• Задания
**A.** Что в тексте о том, почему мужчины не спешат жениться, названо первым плюсом длительного общения с определенной женщиной?
**B.** Пожалуйста, продолжите текст о том, почему мужчины не спешат жениться, сразу после его последнего предложения.

• Текстовый блок
|---|
# Общий раздел > Чувства > Он и Она >  Почему лучше оставаться неженатым: объяснение мужчины

## Irina

*Нам, девочкам, совершенно непонятно: ну если он живет со мной уже пять лет, если говорит, что любит, если я вижу, что он не врет, почему он тогда не женится?*

Ответственности боится? Вряд ли: вон как заботится, уступает, жертвует, спасает… Свободу боится потерять? Так я ж его не ограничиваю… Почему?

*Мужчины объясняют это так:*
*
Первый плюс* длительного общения с определенной женщиной для мужчины — он имеет постоянную сексуальную партнершу. Не нужно тратить время на длительные ухаживания, сомнения «да-нет», не нужно бояться какой-нибудь заразы — в большинстве случаев предполагается, что подруга верна. И когда понадобится, является по первому зову.

Но почему не женится? Потому, что ему очень важно ощущать себя независимым. Да, они постоянно встречаются и регулярно занимаются любовью, но тем не менее при этом мужчина не обязан сохранять верность этой женщине: вдруг еще где случай подвернется! И пока он не связан узами брака, он не лишен чувства собственной независимости (которое, что греха таить, гораздо сложнее сохранить в «законном браке»). Вот и не торопятся в ЗАГС наши мужчины...
*
Второй плюс* длительных отношений для мужчин: всегда есть кого попросить о рутинной бытовой помощи. Редкая женщина, навещая «холостяцкую берлогу» любимого, не хватается инстинктивно за веник и тряпку. Да и приготовить еду тоже вроде как не гнушается. В общем, желая почувствовать себя хоть на некоторое время хозяйкой дома, женщина наводит в квартире друга уют и порядок, а немытая посуда и грязное белье исчезают вроде бы сами собой.

Но почему не женится? Потому, что при таком раскладе основным хозяином своего «логова» остается все же мужчина. Его право — намусорить сразу после ухода подруги, ходить в ботинках по вычищенному ковру, забросать всю раковину грязными тарелками — слова не скажет никто! Если, конечно, самому не противно. Он может положить носки на стол, и они будут там лежать хоть неделю. Вот ему так удобно! А любимая скоро снова придет и сделает уборку...
|---|
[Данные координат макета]

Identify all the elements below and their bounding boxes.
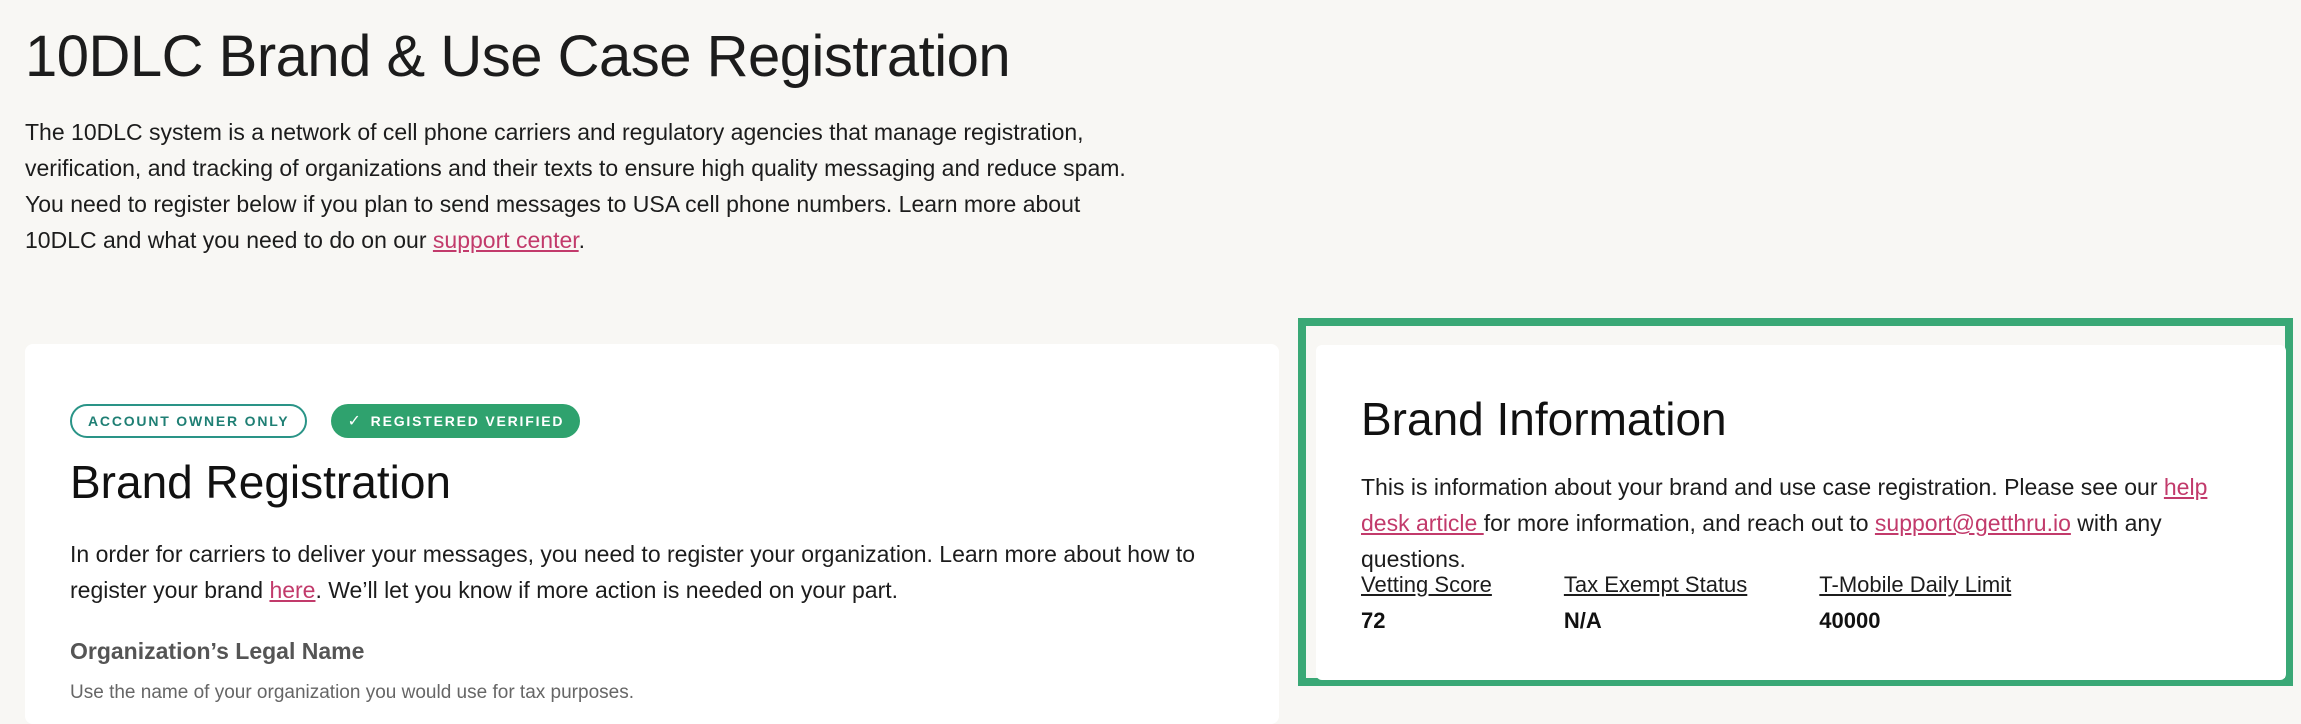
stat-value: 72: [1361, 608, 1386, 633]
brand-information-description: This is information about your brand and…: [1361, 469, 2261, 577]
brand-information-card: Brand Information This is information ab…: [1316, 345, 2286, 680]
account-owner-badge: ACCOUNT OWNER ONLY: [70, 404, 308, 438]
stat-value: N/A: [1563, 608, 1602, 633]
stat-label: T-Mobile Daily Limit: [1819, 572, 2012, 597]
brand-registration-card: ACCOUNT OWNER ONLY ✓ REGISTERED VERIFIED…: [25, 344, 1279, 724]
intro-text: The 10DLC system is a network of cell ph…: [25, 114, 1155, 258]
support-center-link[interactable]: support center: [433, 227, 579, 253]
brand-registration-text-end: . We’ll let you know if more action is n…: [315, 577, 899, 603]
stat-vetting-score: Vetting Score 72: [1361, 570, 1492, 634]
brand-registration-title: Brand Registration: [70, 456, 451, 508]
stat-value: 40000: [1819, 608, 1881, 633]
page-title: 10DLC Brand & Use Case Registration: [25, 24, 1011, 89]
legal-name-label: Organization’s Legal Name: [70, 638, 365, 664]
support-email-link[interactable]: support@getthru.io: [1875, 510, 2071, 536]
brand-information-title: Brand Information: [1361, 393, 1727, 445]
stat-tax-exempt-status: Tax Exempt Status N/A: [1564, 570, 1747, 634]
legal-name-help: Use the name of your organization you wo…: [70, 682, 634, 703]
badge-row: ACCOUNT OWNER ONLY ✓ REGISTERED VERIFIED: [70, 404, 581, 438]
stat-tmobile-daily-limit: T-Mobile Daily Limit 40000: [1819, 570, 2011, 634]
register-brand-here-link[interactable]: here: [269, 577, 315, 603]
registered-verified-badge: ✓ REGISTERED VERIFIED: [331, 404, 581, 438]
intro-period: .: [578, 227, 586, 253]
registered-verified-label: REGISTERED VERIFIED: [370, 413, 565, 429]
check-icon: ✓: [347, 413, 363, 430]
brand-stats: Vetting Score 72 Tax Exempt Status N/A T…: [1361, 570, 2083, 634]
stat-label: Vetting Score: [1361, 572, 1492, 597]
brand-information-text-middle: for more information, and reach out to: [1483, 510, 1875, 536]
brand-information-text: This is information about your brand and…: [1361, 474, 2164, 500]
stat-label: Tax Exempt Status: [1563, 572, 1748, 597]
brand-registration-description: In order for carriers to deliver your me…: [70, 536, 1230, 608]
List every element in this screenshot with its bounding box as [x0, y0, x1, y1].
|---|
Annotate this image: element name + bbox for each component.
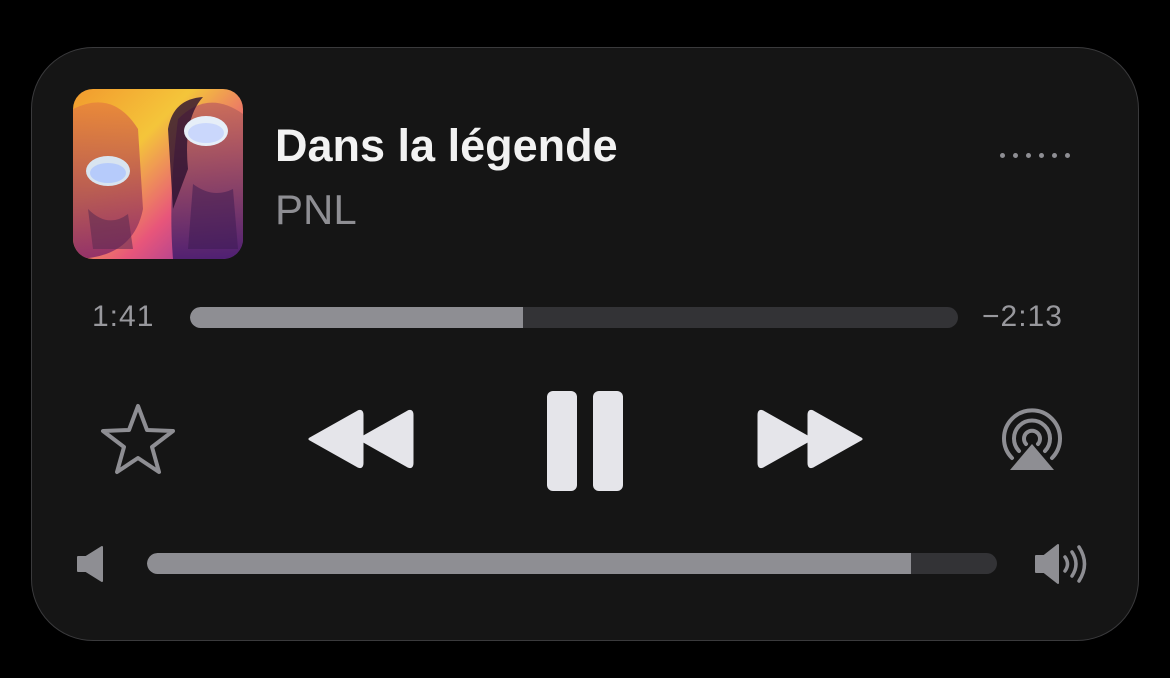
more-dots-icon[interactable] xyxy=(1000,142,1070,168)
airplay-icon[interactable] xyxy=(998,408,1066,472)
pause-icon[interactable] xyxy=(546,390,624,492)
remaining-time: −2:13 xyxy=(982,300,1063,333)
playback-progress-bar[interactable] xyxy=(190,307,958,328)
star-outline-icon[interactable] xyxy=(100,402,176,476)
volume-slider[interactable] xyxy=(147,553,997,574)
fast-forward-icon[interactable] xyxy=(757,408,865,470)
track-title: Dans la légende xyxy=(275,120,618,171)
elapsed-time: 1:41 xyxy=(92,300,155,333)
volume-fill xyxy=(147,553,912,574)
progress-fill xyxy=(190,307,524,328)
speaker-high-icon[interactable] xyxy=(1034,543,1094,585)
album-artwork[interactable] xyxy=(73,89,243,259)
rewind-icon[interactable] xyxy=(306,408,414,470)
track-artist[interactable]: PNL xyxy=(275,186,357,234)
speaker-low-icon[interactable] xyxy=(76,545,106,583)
|---|
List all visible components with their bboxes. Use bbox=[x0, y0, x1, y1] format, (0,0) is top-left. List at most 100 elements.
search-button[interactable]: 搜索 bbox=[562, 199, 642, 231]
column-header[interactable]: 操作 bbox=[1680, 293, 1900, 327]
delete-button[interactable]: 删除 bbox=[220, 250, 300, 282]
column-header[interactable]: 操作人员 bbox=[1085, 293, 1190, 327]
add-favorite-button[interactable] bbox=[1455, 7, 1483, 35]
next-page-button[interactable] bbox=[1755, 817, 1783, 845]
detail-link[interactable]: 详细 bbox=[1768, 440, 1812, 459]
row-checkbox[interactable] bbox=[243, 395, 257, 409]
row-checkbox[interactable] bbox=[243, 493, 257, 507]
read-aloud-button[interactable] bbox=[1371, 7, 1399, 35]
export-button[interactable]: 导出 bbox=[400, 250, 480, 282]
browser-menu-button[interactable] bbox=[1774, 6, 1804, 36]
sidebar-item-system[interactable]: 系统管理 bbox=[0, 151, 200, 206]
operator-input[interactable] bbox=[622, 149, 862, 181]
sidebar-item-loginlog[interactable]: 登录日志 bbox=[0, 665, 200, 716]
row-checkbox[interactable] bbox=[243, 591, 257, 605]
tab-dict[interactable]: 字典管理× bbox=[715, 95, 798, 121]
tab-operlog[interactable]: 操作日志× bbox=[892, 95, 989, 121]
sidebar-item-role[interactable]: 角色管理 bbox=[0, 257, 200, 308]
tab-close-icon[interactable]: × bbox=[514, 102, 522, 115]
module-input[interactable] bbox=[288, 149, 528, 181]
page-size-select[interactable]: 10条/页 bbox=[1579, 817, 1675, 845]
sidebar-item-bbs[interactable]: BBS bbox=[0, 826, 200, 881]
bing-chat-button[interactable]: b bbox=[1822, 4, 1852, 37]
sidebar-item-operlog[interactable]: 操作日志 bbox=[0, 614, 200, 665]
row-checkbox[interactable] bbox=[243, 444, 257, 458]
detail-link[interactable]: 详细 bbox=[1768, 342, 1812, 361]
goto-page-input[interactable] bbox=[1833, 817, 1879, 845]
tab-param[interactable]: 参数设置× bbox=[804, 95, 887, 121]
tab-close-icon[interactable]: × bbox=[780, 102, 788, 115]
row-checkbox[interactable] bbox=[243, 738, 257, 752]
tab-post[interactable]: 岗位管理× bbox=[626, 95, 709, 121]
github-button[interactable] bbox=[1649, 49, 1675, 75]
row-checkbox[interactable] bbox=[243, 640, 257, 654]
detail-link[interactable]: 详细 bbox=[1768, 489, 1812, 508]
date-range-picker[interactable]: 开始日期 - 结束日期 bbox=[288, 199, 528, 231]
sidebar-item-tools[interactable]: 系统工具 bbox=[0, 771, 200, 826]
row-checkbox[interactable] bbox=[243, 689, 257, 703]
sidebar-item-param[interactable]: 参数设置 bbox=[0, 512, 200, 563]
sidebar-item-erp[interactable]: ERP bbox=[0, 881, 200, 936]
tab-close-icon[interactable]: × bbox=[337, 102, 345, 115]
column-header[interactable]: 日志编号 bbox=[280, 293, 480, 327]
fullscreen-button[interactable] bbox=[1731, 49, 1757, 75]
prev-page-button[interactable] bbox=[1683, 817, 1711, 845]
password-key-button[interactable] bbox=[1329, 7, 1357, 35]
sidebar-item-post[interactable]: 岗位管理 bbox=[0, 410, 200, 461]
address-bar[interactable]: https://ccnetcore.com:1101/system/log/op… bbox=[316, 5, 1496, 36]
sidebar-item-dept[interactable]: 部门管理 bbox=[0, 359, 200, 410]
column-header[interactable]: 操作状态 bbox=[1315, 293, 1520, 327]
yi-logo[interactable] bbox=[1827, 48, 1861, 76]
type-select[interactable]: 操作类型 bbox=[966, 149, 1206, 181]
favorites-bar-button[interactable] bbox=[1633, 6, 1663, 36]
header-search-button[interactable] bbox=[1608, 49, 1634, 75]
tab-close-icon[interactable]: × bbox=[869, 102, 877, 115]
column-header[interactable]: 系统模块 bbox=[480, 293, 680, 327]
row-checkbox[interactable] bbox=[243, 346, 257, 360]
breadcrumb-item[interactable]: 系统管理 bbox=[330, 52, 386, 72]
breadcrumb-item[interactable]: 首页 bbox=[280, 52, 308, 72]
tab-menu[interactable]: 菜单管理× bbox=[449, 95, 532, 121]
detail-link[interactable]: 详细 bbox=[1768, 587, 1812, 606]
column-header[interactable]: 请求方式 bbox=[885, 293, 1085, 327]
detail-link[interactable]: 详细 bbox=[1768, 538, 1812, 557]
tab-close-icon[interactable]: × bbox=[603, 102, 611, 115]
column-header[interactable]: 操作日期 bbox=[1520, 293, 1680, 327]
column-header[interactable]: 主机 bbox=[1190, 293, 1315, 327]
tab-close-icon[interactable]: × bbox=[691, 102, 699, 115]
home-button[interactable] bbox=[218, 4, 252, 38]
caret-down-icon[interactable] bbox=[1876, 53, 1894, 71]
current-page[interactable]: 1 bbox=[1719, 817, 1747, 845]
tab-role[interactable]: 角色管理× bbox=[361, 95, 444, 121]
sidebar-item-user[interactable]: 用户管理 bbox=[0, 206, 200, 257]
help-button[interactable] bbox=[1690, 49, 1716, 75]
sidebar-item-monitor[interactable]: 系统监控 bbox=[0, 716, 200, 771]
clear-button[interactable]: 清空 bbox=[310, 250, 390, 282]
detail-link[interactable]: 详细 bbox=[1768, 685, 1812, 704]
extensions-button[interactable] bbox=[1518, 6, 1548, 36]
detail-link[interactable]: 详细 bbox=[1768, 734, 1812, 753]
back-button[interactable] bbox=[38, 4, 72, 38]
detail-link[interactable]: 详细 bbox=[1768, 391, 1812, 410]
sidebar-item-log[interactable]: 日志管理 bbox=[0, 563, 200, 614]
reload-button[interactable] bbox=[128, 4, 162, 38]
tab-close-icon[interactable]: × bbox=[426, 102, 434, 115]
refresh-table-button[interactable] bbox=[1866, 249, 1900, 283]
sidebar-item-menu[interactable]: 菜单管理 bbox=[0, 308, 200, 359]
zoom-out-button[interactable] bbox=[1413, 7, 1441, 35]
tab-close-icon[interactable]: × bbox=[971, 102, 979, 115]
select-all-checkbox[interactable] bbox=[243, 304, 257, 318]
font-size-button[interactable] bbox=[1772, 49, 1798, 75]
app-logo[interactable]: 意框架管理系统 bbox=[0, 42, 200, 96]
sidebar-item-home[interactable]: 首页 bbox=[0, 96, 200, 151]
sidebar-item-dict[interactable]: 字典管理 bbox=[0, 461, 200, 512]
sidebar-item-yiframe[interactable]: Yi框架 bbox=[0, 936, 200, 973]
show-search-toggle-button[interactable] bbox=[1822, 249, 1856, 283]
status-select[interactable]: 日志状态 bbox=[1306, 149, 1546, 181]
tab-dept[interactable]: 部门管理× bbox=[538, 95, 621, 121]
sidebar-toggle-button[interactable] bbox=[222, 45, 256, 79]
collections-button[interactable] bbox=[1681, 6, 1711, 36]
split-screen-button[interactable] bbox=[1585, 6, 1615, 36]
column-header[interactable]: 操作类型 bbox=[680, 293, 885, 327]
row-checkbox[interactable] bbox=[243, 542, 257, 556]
|---|
• Ответы к заданиям
**A.** Мужчина имеет постоянную сексуальную партнершу.

**B.**
*
Третий плюс* длительных отношений для сильного пола: не нужно чересчур тратиться. Женщина, с которой знаком и делишь постель годами, не столь требовательна, как та, которая только решает — да или нет? И ее решение порой зависит от цены преподнесенного букета... При давних отношениях мужчина, что скрывать, способен и о дне рождения подруги забыть, и с Восьмым марта не поздравить... И, скорее всего, не услышит особых претензий, поскольку всегда может в сердцах ответить: «А вот я такой, не нравлюсь — уходи!» И тут ясно виден третий довод, «почему не женится».

Мужчина желает быть хозяином своего кошелька. Делая подруге презенты, он не подтверждает зависимость от дамских капризов, а как бы стимулирует женщину этим презентам соответствовать. Ведь он преподносит подарки по личному выбору и по личной прихоти, а не по обязанности...

*И наконец, четвертый плюс* длительных отношений заключается в том, что... мужчина просто в самом деле эту женщину ЛЮБИТ. Ведь мужчины способны не только изменять, жалеть деньги и мусорить на ковер! И порой именно любовью со стороны партнера объясняется то, что многие годы мужчина отдает тесному общению с одной женщиной. И говорит ей о своей любви... Но тогда тем более, почему не женится?!!

Рискну ответить за большинство мужчин: а женщина не хочет. По крайней мере, она ему так сама сказала, честное слово! Когда они только начали «совместную жизнь». Он ей говорил что-то о чувстве независимости, а она с милой улыбкой убеждала: мол, не волнуйся, дорогой, живут и без печати, мне и так с тобой хорошо... Правда, с того времени много воды утекло, но разве что-то изменилось? Так зачем навязывать любимой столь постылые ей брачные узы?

Вот такие вот чистосердечные признания.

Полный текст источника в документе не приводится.